-- Start of DATA PROVIDED --

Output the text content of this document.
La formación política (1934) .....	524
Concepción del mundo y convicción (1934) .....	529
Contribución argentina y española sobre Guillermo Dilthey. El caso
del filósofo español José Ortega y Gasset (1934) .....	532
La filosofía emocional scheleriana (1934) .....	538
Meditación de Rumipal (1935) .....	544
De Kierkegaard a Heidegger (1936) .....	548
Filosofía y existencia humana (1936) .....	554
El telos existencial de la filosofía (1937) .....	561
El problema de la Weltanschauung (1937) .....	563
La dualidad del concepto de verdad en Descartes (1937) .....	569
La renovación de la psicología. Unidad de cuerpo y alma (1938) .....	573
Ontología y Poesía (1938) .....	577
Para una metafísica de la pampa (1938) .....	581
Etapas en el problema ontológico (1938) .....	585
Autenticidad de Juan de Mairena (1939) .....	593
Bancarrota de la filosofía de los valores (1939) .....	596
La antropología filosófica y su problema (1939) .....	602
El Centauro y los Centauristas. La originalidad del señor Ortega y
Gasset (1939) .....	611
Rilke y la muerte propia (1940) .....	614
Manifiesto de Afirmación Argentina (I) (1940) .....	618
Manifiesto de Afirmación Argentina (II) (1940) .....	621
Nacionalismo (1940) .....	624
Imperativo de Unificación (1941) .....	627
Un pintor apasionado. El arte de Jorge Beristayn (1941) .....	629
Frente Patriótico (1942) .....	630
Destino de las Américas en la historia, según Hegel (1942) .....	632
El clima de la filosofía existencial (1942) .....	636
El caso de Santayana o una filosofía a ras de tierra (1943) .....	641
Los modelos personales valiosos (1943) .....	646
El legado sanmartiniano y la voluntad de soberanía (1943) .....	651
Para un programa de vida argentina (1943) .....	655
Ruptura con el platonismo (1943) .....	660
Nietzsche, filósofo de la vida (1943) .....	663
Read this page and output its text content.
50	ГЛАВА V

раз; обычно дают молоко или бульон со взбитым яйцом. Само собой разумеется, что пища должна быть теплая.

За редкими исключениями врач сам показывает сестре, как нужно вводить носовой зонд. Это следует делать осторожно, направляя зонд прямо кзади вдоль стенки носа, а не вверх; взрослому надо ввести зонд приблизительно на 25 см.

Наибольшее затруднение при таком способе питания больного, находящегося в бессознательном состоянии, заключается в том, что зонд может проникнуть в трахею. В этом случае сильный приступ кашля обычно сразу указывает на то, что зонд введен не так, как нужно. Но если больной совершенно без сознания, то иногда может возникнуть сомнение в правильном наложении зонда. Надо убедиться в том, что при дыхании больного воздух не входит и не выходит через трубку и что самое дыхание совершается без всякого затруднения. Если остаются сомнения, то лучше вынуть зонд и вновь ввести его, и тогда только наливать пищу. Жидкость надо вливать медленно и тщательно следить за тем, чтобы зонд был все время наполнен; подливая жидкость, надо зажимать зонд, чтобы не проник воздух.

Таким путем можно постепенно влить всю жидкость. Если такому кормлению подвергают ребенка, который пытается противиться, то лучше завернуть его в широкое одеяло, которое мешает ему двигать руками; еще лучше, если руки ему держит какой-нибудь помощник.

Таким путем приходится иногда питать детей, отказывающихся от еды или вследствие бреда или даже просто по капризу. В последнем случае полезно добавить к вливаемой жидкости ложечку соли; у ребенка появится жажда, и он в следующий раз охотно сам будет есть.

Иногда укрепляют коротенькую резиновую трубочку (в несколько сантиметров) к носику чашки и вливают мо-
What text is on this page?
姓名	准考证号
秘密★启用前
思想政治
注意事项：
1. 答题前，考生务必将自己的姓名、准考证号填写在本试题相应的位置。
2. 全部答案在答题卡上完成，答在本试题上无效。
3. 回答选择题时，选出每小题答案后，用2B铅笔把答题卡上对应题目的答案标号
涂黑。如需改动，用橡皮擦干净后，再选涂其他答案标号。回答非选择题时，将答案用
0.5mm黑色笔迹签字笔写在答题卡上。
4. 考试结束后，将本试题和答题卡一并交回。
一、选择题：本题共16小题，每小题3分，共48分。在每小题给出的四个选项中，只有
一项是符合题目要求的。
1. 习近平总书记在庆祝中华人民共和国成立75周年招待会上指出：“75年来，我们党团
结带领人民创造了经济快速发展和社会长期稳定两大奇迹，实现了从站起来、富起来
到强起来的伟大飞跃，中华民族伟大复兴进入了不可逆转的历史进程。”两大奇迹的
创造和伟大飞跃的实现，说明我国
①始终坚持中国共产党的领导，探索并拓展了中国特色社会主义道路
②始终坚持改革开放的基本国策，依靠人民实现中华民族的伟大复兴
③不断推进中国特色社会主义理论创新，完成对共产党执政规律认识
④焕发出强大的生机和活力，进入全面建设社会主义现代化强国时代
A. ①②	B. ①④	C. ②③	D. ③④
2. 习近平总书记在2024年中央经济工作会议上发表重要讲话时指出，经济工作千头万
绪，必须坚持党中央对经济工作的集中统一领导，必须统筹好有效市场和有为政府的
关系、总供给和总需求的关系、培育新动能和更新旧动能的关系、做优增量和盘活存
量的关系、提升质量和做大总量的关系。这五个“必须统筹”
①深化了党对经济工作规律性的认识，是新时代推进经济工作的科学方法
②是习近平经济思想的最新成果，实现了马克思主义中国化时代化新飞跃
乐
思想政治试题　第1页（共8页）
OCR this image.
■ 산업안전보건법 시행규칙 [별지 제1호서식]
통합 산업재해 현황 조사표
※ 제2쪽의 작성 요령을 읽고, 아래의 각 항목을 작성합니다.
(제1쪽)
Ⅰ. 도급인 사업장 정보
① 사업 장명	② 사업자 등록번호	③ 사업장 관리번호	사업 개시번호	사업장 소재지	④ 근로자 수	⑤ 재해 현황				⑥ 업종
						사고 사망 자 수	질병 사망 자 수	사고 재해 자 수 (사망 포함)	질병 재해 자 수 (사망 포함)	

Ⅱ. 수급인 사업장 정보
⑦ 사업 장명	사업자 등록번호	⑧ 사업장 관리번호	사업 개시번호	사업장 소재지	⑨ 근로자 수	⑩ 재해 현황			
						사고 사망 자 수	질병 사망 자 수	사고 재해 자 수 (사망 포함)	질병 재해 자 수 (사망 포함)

-- End of DATA PROVIDED --

> _WHAT IS NEEDED_:
Repeat the records above exactly as they appear.

> _TASK OUTPUT_:
Output the text content of this document.
La formación política (1934) .....	524
Concepción del mundo y convicción (1934) .....	529
Contribución argentina y española sobre Guillermo Dilthey. El caso
del filósofo español José Ortega y Gasset (1934) .....	532
La filosofía emocional scheleriana (1934) .....	538
Meditación de Rumipal (1935) .....	544
De Kierkegaard a Heidegger (1936) .....	548
Filosofía y existencia humana (1936) .....	554
El telos existencial de la filosofía (1937) .....	561
El problema de la Weltanschauung (1937) .....	563
La dualidad del concepto de verdad en Descartes (1937) .....	569
La renovación de la psicología. Unidad de cuerpo y alma (1938) .....	573
Ontología y Poesía (1938) .....	577
Para una metafísica de la pampa (1938) .....	581
Etapas en el problema ontológico (1938) .....	585
Autenticidad de Juan de Mairena (1939) .....	593
Bancarrota de la filosofía de los valores (1939) .....	596
La antropología filosófica y su problema (1939) .....	602
El Centauro y los Centauristas. La originalidad del señor Ortega y
Gasset (1939) .....	611
Rilke y la muerte propia (1940) .....	614
Manifiesto de Afirmación Argentina (I) (1940) .....	618
Manifiesto de Afirmación Argentina (II) (1940) .....	621
Nacionalismo (1940) .....	624
Imperativo de Unificación (1941) .....	627
Un pintor apasionado. El arte de Jorge Beristayn (1941) .....	629
Frente Patriótico (1942) .....	630
Destino de las Américas en la historia, según Hegel (1942) .....	632
El clima de la filosofía existencial (1942) .....	636
El caso de Santayana o una filosofía a ras de tierra (1943) .....	641
Los modelos personales valiosos (1943) .....	646
El legado sanmartiniano y la voluntad de soberanía (1943) .....	651
Para un programa de vida argentina (1943) .....	655
Ruptura con el platonismo (1943) .....	660
Nietzsche, filósofo de la vida (1943) .....	663
Read this page and output its text content.
50	ГЛАВА V

раз; обычно дают молоко или бульон со взбитым яйцом. Само собой разумеется, что пища должна быть теплая.

За редкими исключениями врач сам показывает сестре, как нужно вводить носовой зонд. Это следует делать осторожно, направляя зонд прямо кзади вдоль стенки носа, а не вверх; взрослому надо ввести зонд приблизительно на 25 см.

Наибольшее затруднение при таком способе питания больного, находящегося в бессознательном состоянии, заключается в том, что зонд может проникнуть в трахею. В этом случае сильный приступ кашля обычно сразу указывает на то, что зонд введен не так, как нужно. Но если больной совершенно без сознания, то иногда может возникнуть сомнение в правильном наложении зонда. Надо убедиться в том, что при дыхании больного воздух не входит и не выходит через трубку и что самое дыхание совершается без всякого затруднения. Если остаются сомнения, то лучше вынуть зонд и вновь ввести его, и тогда только наливать пищу. Жидкость надо вливать медленно и тщательно следить за тем, чтобы зонд был все время наполнен; подливая жидкость, надо зажимать зонд, чтобы не проник воздух.

Таким путем можно постепенно влить всю жидкость. Если такому кормлению подвергают ребенка, который пытается противиться, то лучше завернуть его в широкое одеяло, которое мешает ему двигать руками; еще лучше, если руки ему держит какой-нибудь помощник.

Таким путем приходится иногда питать детей, отказывающихся от еды или вследствие бреда или даже просто по капризу. В последнем случае полезно добавить к вливаемой жидкости ложечку соли; у ребенка появится жажда, и он в следующий раз охотно сам будет есть.

Иногда укрепляют коротенькую резиновую трубочку (в несколько сантиметров) к носику чашки и вливают мо-
What text is on this page?
姓名	准考证号
秘密★启用前
思想政治
注意事项：
1. 答题前，考生务必将自己的姓名、准考证号填写在本试题相应的位置。
2. 全部答案在答题卡上完成，答在本试题上无效。
3. 回答选择题时，选出每小题答案后，用2B铅笔把答题卡上对应题目的答案标号
涂黑。如需改动，用橡皮擦干净后，再选涂其他答案标号。回答非选择题时，将答案用
0.5mm黑色笔迹签字笔写在答题卡上。
4. 考试结束后，将本试题和答题卡一并交回。
一、选择题：本题共16小题，每小题3分，共48分。在每小题给出的四个选项中，只有
一项是符合题目要求的。
1. 习近平总书记在庆祝中华人民共和国成立75周年招待会上指出：“75年来，我们党团
结带领人民创造了经济快速发展和社会长期稳定两大奇迹，实现了从站起来、富起来
到强起来的伟大飞跃，中华民族伟大复兴进入了不可逆转的历史进程。”两大奇迹的
创造和伟大飞跃的实现，说明我国
①始终坚持中国共产党的领导，探索并拓展了中国特色社会主义道路
②始终坚持改革开放的基本国策，依靠人民实现中华民族的伟大复兴
③不断推进中国特色社会主义理论创新，完成对共产党执政规律认识
④焕发出强大的生机和活力，进入全面建设社会主义现代化强国时代
A. ①②	B. ①④	C. ②③	D. ③④
2. 习近平总书记在2024年中央经济工作会议上发表重要讲话时指出，经济工作千头万
绪，必须坚持党中央对经济工作的集中统一领导，必须统筹好有效市场和有为政府的
关系、总供给和总需求的关系、培育新动能和更新旧动能的关系、做优增量和盘活存
量的关系、提升质量和做大总量的关系。这五个“必须统筹”
①深化了党对经济工作规律性的认识，是新时代推进经济工作的科学方法
②是习近平经济思想的最新成果，实现了马克思主义中国化时代化新飞跃
乐
思想政治试题　第1页（共8页）
OCR this image.
■ 산업안전보건법 시행규칙 [별지 제1호서식]
통합 산업재해 현황 조사표
※ 제2쪽의 작성 요령을 읽고, 아래의 각 항목을 작성합니다.
(제1쪽)
Ⅰ. 도급인 사업장 정보
① 사업 장명	② 사업자 등록번호	③ 사업장 관리번호	사업 개시번호	사업장 소재지	④ 근로자 수	⑤ 재해 현황				⑥ 업종
						사고 사망 자 수	질병 사망 자 수	사고 재해 자 수 (사망 포함)	질병 재해 자 수 (사망 포함)	

Ⅱ. 수급인 사업장 정보
⑦ 사업 장명	사업자 등록번호	⑧ 사업장 관리번호	사업 개시번호	사업장 소재지	⑨ 근로자 수	⑩ 재해 현황			
						사고 사망 자 수	질병 사망 자 수	사고 재해 자 수 (사망 포함)	질병 재해 자 수 (사망 포함)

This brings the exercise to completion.